## To do
Pull out every line from the listing that has the word "들여지지".

(Data records)
## BEGIN
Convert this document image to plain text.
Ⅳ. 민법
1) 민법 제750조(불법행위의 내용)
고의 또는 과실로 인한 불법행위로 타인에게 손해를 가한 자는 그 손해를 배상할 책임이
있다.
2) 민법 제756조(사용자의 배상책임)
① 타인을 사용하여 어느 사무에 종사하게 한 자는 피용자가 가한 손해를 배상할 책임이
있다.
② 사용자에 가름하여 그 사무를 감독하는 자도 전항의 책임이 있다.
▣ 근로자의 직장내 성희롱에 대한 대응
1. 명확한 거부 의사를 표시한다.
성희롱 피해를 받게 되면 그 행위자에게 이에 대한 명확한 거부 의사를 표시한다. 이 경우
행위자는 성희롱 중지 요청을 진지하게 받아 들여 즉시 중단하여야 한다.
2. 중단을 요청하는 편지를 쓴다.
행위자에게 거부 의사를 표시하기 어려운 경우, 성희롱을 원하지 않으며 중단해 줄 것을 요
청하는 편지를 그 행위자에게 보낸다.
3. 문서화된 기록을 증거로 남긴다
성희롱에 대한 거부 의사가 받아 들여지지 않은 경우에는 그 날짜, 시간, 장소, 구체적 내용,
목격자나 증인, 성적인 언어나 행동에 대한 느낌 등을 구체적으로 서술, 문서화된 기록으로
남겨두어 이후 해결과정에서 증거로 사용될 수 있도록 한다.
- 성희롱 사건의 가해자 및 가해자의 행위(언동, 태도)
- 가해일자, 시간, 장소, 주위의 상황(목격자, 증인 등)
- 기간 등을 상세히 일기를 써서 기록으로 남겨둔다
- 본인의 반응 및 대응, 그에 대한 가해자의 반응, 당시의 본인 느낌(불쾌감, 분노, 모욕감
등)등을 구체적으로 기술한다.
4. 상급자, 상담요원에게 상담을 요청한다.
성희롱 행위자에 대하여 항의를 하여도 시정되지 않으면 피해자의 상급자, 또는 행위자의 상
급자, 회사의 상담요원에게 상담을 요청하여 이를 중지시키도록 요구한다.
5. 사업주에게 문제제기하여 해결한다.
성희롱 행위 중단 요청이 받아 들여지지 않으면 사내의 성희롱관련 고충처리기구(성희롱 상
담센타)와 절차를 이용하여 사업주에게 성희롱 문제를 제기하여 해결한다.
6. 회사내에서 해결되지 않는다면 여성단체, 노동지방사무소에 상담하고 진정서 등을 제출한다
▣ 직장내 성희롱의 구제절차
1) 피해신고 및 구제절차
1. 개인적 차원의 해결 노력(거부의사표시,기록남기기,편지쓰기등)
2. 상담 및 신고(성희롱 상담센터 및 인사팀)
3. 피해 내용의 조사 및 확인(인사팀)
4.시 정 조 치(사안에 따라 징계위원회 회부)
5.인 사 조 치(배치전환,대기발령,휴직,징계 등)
## END
## Written answer
성희롱에 대한 거부 의사가 받아 들여지지 않은 경우에는 그 날짜, 시간, 장소, 구체적 내용,
성희롱 행위 중단 요청이 받아 들여지지 않으면 사내의 성희롱관련 고충처리기구(성희롱 상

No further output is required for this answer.